**Directions for this task**
Tell me how many lines hold "What", please, using only the number.

[Rows from a dataset]
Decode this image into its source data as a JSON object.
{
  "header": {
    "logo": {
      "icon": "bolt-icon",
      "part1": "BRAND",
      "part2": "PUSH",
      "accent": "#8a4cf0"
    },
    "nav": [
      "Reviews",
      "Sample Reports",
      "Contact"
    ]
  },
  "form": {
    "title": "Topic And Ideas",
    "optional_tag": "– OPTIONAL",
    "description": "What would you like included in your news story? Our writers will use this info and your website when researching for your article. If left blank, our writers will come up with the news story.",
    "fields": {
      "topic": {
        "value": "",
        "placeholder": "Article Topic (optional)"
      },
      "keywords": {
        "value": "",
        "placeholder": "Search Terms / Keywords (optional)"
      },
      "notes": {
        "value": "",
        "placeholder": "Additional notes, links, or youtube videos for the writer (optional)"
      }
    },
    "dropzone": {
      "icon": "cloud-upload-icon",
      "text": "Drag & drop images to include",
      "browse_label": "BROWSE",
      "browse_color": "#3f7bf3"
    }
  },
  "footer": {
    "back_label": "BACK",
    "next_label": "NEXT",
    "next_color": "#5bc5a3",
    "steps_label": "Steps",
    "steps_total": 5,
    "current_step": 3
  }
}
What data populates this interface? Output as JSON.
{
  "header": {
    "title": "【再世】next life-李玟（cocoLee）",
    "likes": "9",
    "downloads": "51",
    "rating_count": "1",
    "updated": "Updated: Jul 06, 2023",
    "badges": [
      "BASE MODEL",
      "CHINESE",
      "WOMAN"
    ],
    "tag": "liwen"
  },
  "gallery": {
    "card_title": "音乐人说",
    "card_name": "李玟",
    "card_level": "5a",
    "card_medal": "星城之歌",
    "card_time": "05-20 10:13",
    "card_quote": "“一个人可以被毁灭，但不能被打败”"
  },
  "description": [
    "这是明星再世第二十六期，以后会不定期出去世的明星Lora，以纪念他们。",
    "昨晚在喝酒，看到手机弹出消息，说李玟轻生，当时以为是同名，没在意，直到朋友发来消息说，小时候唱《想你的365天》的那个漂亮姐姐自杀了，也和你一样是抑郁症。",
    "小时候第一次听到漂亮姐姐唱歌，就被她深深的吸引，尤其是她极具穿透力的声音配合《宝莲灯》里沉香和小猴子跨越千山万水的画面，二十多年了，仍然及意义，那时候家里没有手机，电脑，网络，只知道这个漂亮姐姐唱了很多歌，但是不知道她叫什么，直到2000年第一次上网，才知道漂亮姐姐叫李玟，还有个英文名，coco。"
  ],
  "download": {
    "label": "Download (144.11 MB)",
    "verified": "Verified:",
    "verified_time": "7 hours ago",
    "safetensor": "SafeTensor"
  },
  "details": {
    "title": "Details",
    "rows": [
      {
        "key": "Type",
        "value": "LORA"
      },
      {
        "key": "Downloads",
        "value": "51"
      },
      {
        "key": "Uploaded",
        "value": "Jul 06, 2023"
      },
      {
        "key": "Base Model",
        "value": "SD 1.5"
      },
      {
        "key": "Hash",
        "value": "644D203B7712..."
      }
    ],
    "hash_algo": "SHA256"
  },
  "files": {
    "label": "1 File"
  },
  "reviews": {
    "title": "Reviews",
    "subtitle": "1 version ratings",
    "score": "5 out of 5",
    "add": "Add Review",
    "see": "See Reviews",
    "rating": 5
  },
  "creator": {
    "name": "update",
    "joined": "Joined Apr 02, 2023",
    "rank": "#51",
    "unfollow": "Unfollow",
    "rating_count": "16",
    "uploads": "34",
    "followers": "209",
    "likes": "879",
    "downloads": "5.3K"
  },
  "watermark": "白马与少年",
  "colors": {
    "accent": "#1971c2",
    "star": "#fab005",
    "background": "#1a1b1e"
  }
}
--
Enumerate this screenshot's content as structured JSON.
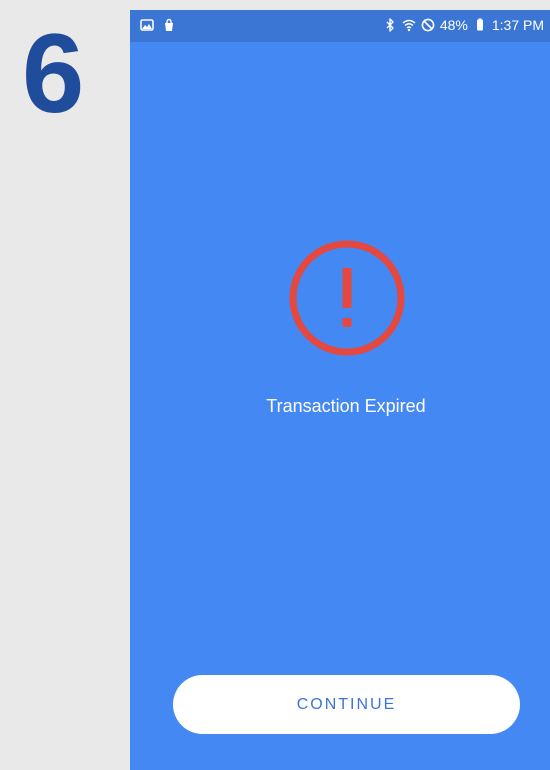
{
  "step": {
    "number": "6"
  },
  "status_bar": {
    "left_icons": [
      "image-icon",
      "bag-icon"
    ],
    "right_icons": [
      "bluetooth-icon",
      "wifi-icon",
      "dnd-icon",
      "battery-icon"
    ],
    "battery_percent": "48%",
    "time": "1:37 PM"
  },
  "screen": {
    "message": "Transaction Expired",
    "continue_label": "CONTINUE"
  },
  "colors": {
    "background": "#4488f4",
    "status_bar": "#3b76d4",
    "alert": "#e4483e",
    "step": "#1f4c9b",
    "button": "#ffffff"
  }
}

**Answer to the problem**
2